» Problem details
Read through the records below and copy each line that uses the word "nУправління".

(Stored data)
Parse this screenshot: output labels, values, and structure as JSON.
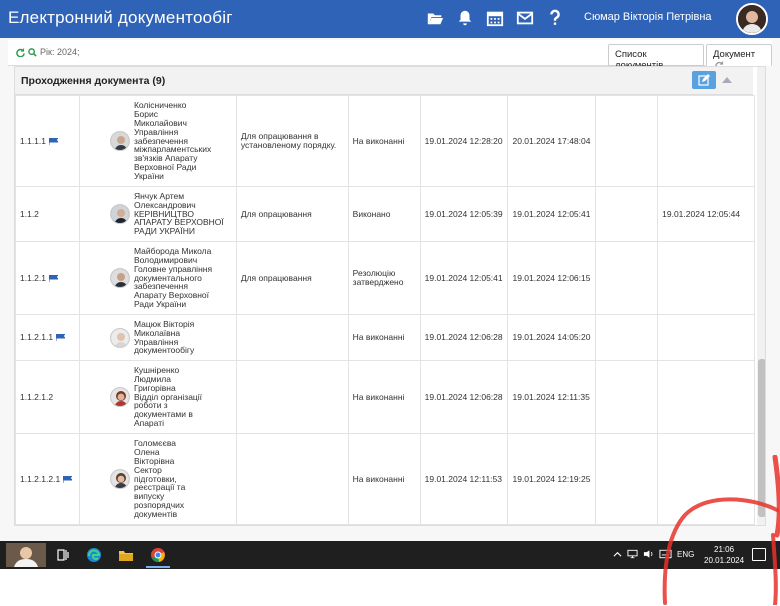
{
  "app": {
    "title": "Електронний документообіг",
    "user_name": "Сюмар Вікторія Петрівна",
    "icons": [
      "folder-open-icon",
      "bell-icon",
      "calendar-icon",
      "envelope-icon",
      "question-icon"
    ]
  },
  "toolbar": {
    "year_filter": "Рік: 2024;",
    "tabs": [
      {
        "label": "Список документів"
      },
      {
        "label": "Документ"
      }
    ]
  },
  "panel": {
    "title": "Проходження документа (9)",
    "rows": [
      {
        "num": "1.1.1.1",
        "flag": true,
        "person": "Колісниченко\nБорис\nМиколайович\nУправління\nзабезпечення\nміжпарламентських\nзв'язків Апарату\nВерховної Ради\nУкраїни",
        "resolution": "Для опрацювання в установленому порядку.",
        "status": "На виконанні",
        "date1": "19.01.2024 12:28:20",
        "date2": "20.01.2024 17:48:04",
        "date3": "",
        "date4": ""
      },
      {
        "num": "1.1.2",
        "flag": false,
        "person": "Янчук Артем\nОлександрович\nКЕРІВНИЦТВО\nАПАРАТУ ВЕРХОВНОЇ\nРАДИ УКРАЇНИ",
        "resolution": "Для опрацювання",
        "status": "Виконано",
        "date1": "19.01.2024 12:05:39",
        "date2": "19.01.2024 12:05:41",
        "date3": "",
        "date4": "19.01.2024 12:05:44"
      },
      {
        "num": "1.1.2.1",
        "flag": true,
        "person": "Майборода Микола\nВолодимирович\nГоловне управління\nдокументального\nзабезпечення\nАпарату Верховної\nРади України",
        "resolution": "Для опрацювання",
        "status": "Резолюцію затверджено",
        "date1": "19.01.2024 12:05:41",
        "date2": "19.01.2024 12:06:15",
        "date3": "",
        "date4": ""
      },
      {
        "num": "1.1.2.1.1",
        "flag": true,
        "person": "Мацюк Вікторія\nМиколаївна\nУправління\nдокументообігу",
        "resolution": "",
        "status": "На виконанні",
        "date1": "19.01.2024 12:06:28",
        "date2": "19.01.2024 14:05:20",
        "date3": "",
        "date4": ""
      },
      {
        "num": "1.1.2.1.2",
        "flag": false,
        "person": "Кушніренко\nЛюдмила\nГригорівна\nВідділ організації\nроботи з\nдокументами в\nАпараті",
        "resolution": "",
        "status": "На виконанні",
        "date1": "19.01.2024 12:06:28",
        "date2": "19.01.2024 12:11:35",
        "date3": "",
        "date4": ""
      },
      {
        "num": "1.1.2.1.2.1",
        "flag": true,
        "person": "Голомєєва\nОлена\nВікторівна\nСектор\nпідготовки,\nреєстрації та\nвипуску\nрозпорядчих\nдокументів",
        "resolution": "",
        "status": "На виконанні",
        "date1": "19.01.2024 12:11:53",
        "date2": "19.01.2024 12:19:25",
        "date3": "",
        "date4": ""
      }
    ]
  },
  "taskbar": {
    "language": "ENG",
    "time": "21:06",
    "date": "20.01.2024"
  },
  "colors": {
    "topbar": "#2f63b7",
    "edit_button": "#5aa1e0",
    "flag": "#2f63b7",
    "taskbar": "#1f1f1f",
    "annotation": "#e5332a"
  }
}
---
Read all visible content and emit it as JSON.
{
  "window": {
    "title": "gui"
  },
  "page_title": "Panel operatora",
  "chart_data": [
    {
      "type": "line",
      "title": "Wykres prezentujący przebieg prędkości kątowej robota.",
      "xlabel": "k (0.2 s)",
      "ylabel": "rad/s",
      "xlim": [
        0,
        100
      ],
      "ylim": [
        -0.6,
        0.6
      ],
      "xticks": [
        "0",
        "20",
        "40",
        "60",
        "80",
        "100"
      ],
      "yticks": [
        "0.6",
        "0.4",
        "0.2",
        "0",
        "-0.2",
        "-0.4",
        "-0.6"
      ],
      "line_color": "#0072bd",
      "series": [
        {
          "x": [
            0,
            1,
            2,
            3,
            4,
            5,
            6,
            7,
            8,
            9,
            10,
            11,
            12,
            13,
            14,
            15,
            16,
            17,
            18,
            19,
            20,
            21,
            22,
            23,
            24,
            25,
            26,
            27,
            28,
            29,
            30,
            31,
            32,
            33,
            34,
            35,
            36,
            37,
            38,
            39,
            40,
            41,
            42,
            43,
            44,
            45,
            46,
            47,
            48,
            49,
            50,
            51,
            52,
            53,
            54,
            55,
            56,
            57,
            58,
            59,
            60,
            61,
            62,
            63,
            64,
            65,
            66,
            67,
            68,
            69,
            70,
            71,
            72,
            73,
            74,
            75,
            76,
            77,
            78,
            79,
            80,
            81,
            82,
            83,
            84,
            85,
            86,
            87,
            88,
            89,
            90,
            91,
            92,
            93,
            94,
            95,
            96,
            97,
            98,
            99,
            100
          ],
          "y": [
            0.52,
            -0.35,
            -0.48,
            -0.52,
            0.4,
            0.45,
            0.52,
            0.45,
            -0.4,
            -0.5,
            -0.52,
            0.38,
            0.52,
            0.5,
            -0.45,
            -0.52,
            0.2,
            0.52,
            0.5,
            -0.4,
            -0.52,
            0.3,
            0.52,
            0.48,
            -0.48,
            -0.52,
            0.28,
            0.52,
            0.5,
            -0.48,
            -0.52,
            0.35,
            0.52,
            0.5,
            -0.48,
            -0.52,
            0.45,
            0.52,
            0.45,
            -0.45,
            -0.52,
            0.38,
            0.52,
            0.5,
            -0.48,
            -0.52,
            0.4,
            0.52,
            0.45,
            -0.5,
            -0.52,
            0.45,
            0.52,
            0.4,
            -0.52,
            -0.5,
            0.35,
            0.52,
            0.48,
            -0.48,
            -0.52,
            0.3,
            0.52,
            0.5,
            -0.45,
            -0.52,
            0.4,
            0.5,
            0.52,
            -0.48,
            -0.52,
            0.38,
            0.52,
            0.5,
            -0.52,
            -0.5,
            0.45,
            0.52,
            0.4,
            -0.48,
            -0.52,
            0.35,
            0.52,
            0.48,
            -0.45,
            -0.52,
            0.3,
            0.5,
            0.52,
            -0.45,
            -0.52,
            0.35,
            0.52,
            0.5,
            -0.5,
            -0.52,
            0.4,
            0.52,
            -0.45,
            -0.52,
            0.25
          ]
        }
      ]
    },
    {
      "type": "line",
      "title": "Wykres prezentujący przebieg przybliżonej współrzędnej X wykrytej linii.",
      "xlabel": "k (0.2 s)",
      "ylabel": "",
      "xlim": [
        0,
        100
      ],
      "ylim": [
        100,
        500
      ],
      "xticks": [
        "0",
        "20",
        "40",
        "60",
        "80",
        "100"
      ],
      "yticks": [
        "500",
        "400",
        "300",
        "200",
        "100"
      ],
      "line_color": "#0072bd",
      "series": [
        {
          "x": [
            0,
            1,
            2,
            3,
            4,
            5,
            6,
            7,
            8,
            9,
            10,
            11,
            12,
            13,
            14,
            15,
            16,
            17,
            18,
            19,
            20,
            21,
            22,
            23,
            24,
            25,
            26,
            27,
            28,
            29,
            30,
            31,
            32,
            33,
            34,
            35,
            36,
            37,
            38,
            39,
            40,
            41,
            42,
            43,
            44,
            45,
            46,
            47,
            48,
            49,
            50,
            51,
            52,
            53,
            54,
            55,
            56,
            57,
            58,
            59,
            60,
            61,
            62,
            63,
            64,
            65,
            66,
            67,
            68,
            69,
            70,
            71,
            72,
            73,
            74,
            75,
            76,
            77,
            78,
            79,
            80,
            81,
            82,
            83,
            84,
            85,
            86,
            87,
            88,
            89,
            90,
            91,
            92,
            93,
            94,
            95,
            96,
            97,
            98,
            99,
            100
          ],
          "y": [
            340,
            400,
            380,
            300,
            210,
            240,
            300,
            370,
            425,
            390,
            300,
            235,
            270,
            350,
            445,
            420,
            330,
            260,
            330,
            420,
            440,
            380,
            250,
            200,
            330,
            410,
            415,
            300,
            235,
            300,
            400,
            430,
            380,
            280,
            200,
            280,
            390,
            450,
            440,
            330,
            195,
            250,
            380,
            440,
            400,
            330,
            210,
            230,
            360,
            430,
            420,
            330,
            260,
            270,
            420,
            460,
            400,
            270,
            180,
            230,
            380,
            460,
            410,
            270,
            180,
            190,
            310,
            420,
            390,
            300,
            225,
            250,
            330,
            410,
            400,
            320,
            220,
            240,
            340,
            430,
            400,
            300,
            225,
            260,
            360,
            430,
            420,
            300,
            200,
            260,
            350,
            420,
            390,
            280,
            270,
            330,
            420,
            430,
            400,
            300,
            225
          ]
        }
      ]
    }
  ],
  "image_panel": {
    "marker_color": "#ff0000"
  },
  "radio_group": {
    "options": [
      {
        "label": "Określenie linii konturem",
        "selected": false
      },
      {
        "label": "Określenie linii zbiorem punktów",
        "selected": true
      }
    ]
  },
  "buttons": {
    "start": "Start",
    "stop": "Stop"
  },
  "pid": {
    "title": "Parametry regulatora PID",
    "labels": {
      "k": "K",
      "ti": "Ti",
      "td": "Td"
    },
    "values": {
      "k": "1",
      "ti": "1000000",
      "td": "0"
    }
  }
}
* * *
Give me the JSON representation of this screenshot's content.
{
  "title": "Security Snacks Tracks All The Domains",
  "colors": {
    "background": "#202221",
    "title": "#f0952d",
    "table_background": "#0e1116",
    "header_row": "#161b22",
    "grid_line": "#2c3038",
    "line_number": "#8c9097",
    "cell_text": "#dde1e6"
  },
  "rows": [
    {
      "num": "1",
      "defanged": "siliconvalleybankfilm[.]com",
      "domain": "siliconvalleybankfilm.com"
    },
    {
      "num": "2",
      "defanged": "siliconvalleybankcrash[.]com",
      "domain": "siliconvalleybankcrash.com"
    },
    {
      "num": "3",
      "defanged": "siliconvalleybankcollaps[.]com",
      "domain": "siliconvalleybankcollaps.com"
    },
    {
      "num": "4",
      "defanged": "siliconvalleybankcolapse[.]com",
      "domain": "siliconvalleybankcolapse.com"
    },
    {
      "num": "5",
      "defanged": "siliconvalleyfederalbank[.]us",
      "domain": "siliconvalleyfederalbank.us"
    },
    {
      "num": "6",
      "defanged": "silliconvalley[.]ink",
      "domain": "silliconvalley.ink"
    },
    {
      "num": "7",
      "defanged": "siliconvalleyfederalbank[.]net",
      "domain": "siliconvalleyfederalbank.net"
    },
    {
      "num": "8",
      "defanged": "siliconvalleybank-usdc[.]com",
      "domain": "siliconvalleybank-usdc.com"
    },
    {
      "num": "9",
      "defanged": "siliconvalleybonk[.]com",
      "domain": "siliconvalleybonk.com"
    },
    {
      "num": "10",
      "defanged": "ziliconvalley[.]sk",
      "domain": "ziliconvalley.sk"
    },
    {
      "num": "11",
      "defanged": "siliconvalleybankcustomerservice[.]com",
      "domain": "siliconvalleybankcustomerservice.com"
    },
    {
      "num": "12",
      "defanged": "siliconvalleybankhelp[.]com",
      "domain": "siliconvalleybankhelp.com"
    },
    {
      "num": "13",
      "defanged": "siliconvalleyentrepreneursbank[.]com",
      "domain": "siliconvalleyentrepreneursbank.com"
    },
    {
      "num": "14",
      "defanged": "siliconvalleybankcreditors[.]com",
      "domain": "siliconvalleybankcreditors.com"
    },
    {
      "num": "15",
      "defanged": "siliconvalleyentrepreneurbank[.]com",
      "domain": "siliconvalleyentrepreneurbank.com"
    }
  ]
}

» Result for this exercise
        "person": "Колісниченко\nБорис\nМиколайович\nУправління\nзабезпечення\nміжпарламентських\nзв'язків Апарату\nВерховної Ради\nУкраїни",
        "person": "Мацюк Вікторія\nМиколаївна\nУправління\nдокументообігу",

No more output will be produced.